## START
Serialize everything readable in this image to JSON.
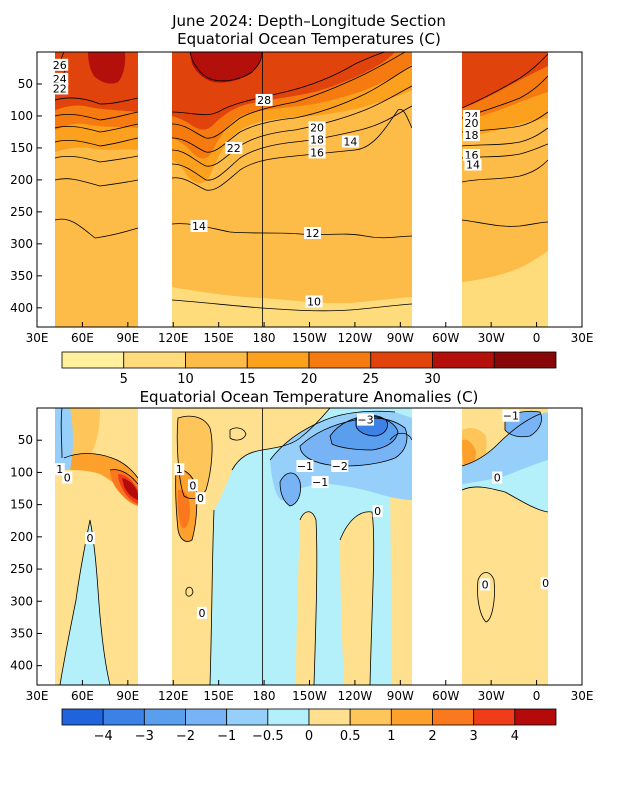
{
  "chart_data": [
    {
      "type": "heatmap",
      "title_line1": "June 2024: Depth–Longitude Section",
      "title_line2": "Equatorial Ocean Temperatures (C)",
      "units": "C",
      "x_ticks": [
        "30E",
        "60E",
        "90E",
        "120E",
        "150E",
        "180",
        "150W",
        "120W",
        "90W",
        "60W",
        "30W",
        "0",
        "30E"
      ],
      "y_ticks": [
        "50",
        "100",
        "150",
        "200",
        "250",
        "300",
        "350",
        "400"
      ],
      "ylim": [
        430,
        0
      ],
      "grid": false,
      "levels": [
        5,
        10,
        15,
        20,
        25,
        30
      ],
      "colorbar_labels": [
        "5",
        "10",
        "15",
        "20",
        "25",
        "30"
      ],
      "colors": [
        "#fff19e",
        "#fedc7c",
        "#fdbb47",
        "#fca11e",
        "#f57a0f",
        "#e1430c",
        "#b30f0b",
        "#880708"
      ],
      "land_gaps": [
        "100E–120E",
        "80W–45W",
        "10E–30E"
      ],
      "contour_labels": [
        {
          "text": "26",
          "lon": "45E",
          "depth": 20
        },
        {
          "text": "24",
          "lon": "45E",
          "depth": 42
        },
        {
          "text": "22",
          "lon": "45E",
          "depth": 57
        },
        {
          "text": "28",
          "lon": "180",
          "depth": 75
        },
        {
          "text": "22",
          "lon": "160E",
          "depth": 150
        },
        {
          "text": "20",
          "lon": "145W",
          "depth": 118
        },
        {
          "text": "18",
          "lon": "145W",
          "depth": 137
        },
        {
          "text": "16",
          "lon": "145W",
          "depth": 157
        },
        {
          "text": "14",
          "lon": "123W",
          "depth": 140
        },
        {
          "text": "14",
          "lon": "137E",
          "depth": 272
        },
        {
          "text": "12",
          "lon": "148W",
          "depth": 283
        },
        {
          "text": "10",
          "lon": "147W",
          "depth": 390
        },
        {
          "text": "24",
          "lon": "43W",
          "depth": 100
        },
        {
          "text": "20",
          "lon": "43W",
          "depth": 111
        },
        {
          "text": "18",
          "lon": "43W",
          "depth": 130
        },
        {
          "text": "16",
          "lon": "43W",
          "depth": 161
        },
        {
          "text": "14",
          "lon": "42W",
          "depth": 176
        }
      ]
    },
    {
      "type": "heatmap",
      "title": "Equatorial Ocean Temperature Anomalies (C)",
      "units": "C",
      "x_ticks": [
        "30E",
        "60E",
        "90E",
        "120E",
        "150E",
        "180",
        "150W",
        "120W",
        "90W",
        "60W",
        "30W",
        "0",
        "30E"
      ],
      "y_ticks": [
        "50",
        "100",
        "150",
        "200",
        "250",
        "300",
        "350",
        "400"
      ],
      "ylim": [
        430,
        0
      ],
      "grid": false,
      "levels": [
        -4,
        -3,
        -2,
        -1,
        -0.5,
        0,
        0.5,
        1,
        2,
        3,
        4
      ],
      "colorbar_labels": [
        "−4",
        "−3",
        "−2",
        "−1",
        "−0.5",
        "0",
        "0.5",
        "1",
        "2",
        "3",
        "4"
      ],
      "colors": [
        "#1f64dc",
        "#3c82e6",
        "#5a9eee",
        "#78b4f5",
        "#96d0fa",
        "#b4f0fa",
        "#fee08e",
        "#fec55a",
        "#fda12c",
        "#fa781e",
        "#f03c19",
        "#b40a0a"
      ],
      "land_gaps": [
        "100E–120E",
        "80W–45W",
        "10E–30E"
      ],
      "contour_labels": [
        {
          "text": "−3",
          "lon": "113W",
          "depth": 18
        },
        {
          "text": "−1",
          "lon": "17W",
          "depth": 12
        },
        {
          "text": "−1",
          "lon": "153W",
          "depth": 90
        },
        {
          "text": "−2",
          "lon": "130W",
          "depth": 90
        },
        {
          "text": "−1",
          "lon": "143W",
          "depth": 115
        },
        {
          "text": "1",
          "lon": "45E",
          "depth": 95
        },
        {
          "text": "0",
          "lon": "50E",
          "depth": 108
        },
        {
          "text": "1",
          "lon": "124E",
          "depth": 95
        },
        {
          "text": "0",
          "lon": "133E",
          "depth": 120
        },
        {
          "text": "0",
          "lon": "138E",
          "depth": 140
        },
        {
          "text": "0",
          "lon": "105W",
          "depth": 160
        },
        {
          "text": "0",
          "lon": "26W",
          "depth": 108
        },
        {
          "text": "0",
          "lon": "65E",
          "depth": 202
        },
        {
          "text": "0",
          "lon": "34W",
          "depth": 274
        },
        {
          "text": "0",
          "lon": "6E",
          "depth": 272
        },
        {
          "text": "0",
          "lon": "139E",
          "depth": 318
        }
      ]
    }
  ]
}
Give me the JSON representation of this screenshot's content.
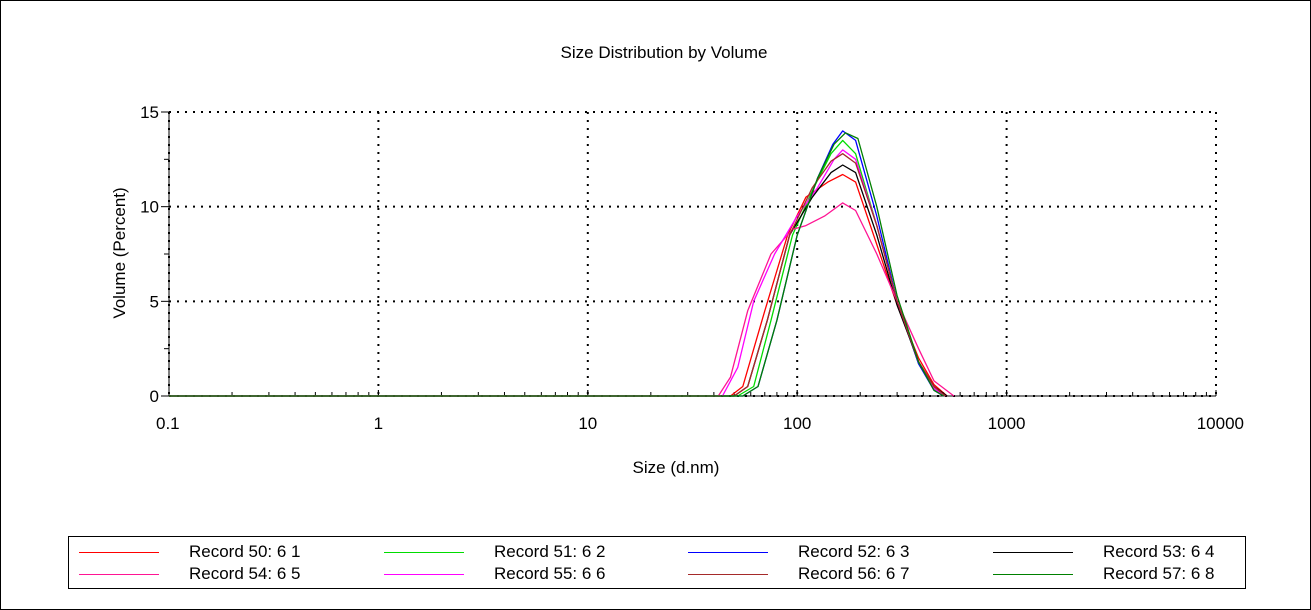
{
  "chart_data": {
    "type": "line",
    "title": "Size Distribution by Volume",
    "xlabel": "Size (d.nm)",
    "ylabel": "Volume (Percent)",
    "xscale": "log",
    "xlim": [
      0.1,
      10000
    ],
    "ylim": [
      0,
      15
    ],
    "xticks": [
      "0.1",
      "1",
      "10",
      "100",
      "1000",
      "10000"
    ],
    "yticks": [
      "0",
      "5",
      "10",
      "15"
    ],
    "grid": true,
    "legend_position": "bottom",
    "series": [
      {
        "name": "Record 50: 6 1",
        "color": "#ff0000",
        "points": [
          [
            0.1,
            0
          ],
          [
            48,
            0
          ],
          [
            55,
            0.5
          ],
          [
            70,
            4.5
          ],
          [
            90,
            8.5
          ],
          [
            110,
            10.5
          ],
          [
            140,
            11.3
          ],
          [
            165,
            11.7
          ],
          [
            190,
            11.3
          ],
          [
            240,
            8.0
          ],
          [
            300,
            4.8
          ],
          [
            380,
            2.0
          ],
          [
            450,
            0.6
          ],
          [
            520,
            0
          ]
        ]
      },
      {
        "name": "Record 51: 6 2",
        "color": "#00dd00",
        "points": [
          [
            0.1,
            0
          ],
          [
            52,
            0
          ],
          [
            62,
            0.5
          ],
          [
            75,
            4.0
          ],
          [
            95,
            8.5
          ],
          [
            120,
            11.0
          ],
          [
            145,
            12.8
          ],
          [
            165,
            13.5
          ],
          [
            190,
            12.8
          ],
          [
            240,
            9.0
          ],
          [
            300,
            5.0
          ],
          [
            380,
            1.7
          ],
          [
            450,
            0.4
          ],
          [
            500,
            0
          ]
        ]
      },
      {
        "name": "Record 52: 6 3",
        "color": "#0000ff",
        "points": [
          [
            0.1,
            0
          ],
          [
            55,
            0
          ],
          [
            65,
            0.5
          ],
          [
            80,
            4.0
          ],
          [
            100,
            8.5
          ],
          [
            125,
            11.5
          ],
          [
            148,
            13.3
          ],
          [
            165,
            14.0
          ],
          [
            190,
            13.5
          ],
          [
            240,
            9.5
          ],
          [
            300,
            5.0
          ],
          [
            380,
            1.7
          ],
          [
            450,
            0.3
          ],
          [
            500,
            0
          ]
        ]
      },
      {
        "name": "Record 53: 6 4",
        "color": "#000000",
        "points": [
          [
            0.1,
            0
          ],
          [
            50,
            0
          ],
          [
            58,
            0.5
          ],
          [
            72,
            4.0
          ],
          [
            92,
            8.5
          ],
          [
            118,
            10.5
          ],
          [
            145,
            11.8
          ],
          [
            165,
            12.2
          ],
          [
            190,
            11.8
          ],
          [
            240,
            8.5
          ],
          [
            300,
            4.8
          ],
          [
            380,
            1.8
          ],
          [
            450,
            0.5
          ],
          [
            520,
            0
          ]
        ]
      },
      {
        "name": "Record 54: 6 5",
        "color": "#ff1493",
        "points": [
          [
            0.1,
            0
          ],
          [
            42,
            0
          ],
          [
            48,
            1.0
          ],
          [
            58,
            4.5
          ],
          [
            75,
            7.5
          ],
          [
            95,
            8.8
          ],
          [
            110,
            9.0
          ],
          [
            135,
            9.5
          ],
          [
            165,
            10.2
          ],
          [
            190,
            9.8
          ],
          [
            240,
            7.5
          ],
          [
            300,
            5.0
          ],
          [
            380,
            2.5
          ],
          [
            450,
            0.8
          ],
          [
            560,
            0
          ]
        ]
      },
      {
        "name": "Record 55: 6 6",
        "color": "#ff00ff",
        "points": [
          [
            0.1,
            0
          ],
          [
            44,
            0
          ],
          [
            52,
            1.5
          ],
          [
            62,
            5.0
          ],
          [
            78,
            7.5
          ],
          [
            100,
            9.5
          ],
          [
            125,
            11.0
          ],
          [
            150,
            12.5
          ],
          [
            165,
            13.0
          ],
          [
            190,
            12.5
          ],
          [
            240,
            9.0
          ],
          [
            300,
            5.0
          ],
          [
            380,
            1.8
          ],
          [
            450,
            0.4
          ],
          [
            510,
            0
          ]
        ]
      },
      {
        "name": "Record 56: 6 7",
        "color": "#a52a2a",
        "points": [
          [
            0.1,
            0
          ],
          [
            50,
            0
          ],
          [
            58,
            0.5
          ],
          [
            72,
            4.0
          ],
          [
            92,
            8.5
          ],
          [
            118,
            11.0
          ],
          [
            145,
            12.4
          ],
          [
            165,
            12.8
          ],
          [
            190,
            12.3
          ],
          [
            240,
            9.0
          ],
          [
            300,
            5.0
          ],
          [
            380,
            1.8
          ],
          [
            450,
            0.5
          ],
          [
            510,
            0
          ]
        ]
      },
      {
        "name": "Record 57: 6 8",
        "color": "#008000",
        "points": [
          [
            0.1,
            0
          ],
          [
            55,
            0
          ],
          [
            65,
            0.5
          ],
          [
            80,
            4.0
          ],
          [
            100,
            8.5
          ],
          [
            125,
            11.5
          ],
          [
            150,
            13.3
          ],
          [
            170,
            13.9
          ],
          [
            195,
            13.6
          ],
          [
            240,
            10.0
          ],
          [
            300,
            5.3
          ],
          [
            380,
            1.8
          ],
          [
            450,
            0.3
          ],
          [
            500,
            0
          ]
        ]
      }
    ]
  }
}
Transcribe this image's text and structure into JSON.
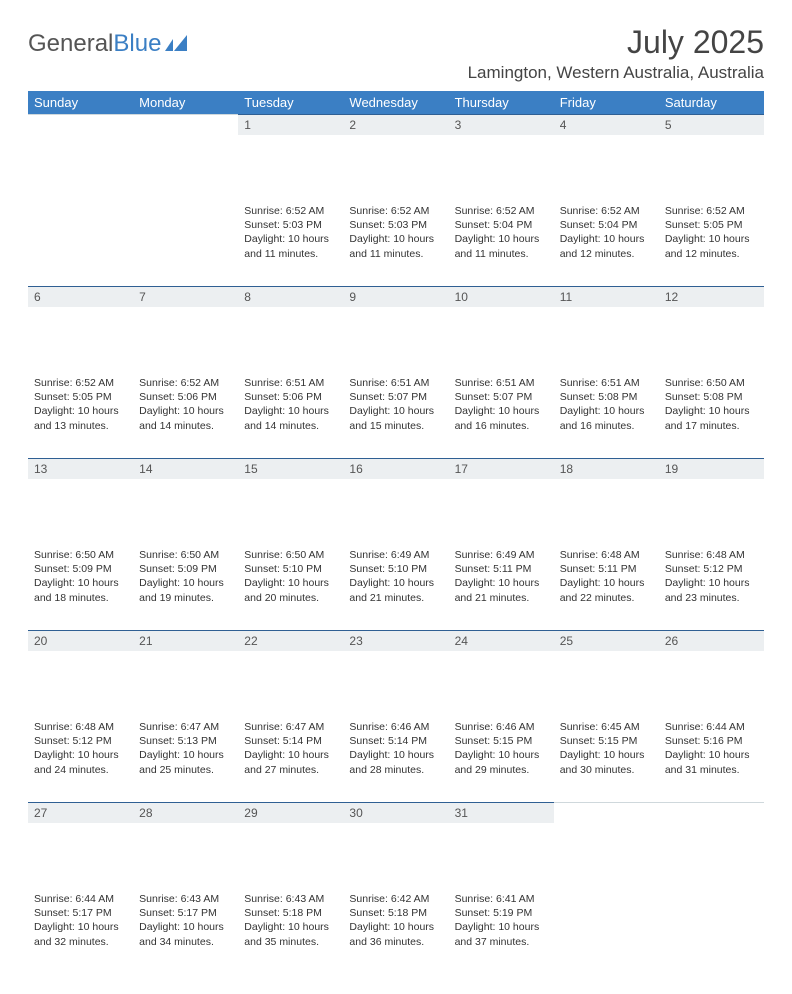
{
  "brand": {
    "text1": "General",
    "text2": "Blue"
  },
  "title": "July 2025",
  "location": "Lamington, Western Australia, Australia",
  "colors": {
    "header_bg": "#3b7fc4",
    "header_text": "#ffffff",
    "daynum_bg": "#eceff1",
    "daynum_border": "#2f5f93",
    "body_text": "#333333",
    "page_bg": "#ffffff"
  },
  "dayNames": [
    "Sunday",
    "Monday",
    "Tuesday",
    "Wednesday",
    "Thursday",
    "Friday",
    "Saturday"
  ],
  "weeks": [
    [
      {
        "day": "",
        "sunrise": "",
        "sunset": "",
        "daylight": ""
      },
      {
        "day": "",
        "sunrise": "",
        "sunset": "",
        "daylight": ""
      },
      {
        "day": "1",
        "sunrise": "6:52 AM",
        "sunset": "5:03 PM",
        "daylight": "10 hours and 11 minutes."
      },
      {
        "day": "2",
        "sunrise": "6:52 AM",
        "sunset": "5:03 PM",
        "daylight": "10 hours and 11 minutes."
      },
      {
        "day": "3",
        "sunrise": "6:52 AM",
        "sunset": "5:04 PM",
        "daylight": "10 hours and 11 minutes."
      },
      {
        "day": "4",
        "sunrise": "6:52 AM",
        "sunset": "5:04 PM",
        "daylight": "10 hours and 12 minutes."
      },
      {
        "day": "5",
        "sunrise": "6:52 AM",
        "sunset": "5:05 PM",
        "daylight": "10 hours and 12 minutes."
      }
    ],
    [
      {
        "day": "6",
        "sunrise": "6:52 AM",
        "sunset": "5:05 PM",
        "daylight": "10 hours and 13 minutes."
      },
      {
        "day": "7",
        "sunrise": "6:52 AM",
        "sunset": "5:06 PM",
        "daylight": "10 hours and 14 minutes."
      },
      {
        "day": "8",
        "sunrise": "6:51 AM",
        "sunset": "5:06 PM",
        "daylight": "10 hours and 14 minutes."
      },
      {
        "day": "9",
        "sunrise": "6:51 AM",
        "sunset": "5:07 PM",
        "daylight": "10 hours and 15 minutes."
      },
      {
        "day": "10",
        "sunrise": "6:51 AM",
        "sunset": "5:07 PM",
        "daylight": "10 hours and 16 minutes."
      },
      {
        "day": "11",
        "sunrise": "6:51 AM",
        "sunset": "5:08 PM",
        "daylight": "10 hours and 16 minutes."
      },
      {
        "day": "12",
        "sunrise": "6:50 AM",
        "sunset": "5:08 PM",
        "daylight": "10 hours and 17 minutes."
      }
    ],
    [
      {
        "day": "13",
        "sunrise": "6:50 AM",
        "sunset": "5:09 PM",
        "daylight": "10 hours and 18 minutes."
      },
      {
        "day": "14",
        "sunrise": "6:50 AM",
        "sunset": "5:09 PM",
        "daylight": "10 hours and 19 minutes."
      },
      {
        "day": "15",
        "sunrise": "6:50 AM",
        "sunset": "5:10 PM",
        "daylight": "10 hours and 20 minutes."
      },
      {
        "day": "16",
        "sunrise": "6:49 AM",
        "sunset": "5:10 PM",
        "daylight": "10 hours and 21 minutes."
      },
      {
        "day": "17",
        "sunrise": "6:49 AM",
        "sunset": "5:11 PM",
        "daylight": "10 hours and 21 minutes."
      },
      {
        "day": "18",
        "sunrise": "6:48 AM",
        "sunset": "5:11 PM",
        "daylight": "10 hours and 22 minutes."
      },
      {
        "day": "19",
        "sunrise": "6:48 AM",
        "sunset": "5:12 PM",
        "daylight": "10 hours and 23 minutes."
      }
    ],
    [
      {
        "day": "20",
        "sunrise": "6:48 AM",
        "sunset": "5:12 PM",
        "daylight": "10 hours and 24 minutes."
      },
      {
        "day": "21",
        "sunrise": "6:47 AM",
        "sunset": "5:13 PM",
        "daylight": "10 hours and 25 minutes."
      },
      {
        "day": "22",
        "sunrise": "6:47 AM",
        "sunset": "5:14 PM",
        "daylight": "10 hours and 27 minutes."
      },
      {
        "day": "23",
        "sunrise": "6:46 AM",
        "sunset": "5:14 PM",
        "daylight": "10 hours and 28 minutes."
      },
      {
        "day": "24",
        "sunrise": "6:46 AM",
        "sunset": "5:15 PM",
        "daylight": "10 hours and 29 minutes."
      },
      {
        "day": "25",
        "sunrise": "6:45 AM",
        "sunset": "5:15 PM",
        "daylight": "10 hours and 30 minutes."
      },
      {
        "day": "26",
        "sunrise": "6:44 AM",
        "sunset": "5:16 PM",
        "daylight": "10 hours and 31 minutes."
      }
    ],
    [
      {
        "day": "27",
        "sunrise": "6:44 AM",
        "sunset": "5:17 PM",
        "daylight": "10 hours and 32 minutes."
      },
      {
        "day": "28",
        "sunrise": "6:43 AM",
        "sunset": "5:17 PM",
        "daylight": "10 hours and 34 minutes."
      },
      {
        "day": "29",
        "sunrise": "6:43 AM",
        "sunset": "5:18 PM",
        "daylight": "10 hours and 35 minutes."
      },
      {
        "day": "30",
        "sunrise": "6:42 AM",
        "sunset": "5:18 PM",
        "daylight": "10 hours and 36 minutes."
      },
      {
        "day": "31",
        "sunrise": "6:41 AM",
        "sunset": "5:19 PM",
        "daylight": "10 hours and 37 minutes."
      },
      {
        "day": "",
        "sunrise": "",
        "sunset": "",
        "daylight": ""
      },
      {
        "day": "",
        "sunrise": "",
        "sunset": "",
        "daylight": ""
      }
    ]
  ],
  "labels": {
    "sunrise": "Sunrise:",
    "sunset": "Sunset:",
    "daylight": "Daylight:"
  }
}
## END
**Task directions**:
Locate the lines above that hold the word "Record". Show every one of them.

**Solution**:
        "name": "Record 50: 6 1",
        "name": "Record 51: 6 2",
        "name": "Record 52: 6 3",
        "name": "Record 53: 6 4",
        "name": "Record 54: 6 5",
        "name": "Record 55: 6 6",
        "name": "Record 56: 6 7",
        "name": "Record 57: 6 8",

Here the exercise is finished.